Figure collection entries

»»

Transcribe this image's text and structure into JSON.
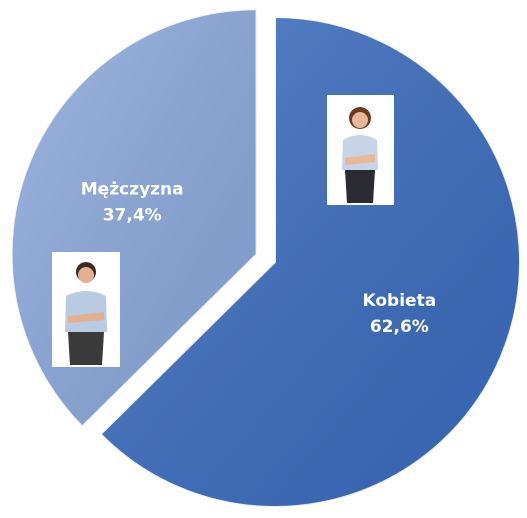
{
  "chart_data": {
    "type": "pie",
    "categories": [
      "Kobieta",
      "Mężczyzna"
    ],
    "values": [
      62.6,
      37.4
    ],
    "value_labels": [
      "62,6%",
      "37,4%"
    ],
    "colors": [
      "#3a6cbf",
      "#8ba8dc"
    ]
  }
}
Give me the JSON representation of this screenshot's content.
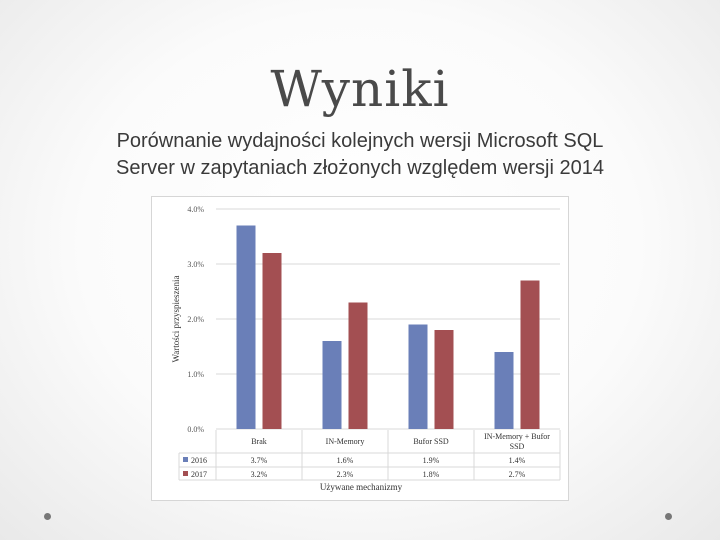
{
  "slide": {
    "title": "Wyniki",
    "subtitle_line1": "Porównanie wydajności kolejnych wersji Microsoft SQL",
    "subtitle_line2": "Server w zapytaniach złożonych względem wersji 2014"
  },
  "chart_data": {
    "type": "bar",
    "title": "",
    "xlabel": "Używane mechanizmy",
    "ylabel": "Wartości przyspieszenia",
    "ylim": [
      0,
      4
    ],
    "y_ticks": [
      0,
      1,
      2,
      3,
      4
    ],
    "y_tick_labels": [
      "0.0%",
      "1.0%",
      "2.0%",
      "3.0%",
      "4.0%"
    ],
    "grid": true,
    "legend_placement": "data-table",
    "categories": [
      [
        "Brak"
      ],
      [
        "IN-Memory"
      ],
      [
        "Bufor SSD"
      ],
      [
        "IN-Memory + Bufor",
        "SSD"
      ]
    ],
    "series": [
      {
        "name": "2016",
        "color": "#6a7fb8",
        "values": [
          3.7,
          1.6,
          1.9,
          1.4
        ],
        "labels": [
          "3.7%",
          "1.6%",
          "1.9%",
          "1.4%"
        ]
      },
      {
        "name": "2017",
        "color": "#a34f52",
        "values": [
          3.2,
          2.3,
          1.8,
          2.7
        ],
        "labels": [
          "3.2%",
          "2.3%",
          "1.8%",
          "2.7%"
        ]
      }
    ]
  }
}
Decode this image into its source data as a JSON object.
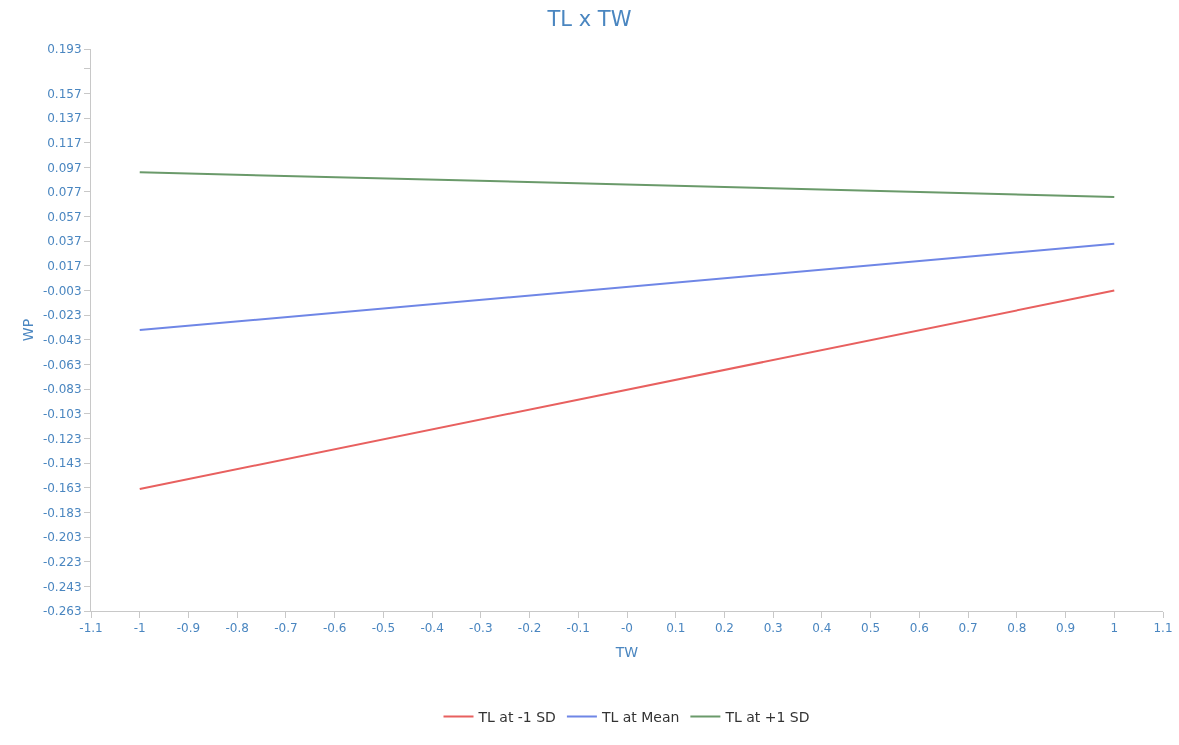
{
  "chart_data": {
    "type": "line",
    "title": "TL x TW",
    "xlabel": "TW",
    "ylabel": "WP",
    "x": [
      -1,
      1
    ],
    "series": [
      {
        "name": "TL at -1 SD",
        "color": "#e8605f",
        "values": [
          -0.164,
          -0.003
        ]
      },
      {
        "name": "TL at Mean",
        "color": "#6f86e6",
        "values": [
          -0.035,
          0.035
        ]
      },
      {
        "name": "TL at +1 SD",
        "color": "#6a9a6a",
        "values": [
          0.093,
          0.073
        ]
      }
    ],
    "xlim": [
      -1.1,
      1.1
    ],
    "xticks": [
      -1.1,
      -1,
      -0.9,
      -0.8,
      -0.7,
      -0.6,
      -0.5,
      -0.4,
      -0.3,
      -0.2,
      -0.1,
      {
        "value": 0,
        "label": "-0"
      },
      0.1,
      0.2,
      0.3,
      0.4,
      0.5,
      0.6,
      0.7,
      0.8,
      0.9,
      1,
      1.1
    ],
    "ylim": [
      -0.263,
      0.193
    ],
    "yticks": [
      -0.263,
      -0.243,
      -0.223,
      -0.203,
      -0.183,
      -0.163,
      -0.143,
      -0.123,
      -0.103,
      -0.083,
      -0.063,
      -0.043,
      -0.023,
      -0.003,
      0.017,
      0.037,
      0.057,
      0.077,
      0.097,
      0.117,
      0.137,
      0.157,
      {
        "value": 0.177,
        "label": null
      },
      0.193
    ],
    "grid": false,
    "legend": "bottom",
    "marker": "none",
    "line_style": "solid"
  }
}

««

* _Short task_: Select all lines with the word "wersji" from the entries above.

* _Expected answer_:
    "subtitle_line1": "Porównanie wydajności kolejnych wersji Microsoft SQL",
    "subtitle_line2": "Server w zapytaniach złożonych względem wersji 2014"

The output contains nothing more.